--- BEGIN MATERIAL PROVIDED ---
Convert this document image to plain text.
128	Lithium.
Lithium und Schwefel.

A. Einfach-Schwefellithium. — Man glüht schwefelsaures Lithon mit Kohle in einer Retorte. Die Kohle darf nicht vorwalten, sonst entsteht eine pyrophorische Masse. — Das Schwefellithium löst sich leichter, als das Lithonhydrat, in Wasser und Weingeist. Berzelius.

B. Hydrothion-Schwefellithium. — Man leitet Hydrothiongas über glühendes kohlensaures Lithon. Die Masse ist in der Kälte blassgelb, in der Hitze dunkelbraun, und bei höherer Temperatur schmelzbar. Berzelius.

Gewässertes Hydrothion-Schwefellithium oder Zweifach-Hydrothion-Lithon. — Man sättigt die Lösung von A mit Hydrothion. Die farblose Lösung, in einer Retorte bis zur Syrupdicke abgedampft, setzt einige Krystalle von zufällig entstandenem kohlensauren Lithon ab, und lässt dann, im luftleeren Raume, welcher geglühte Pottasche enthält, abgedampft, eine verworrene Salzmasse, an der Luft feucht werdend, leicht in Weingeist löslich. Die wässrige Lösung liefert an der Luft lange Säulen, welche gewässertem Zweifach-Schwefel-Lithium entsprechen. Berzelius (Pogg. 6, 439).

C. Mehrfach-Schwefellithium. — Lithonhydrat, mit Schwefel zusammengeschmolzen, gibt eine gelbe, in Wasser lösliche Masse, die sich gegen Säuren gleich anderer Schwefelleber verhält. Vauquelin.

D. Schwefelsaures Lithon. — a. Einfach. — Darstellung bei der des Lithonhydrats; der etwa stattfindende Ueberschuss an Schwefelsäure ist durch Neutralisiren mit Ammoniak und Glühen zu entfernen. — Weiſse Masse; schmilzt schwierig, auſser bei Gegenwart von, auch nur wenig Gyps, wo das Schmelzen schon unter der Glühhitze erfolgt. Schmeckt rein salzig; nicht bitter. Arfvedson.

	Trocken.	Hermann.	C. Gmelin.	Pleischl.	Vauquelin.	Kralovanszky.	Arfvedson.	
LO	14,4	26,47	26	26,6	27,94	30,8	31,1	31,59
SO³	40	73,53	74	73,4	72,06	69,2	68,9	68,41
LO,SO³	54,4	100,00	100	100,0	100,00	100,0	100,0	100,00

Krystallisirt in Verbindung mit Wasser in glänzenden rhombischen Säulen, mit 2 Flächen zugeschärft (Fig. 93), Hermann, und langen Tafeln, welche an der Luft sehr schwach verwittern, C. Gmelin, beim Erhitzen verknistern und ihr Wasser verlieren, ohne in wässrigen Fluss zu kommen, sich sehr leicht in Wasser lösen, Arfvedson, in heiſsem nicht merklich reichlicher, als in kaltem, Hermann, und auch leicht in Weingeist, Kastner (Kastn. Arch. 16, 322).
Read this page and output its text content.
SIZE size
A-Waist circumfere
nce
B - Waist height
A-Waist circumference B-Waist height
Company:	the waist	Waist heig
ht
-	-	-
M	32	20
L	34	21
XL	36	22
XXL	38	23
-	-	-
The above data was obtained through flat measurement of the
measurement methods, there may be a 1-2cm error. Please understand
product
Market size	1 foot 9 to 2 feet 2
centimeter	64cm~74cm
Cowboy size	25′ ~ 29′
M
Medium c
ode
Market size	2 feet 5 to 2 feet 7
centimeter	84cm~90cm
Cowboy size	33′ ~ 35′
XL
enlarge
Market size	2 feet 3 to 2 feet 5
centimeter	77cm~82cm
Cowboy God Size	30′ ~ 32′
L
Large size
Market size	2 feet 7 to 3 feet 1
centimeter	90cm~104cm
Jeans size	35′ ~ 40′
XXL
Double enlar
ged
--- END MATERIAL PROVIDED ---
EXERCISE DIRECTIONS
Write out again, unchanged, every line from the line containing "Read this page and output its text content." to the final line of the material above.

FULL ANSWER
Read this page and output its text content.
SIZE size
A-Waist circumfere
nce
B - Waist height
A-Waist circumference B-Waist height
Company:	the waist	Waist heig
ht
-	-	-
M	32	20
L	34	21
XL	36	22
XXL	38	23
-	-	-
The above data was obtained through flat measurement of the
measurement methods, there may be a 1-2cm error. Please understand
product
Market size	1 foot 9 to 2 feet 2
centimeter	64cm~74cm
Cowboy size	25′ ~ 29′
M
Medium c
ode
Market size	2 feet 5 to 2 feet 7
centimeter	84cm~90cm
Cowboy size	33′ ~ 35′
XL
enlarge
Market size	2 feet 3 to 2 feet 5
centimeter	77cm~82cm
Cowboy God Size	30′ ~ 32′
L
Large size
Market size	2 feet 7 to 3 feet 1
centimeter	90cm~104cm
Jeans size	35′ ~ 40′
XXL
Double enlar
ged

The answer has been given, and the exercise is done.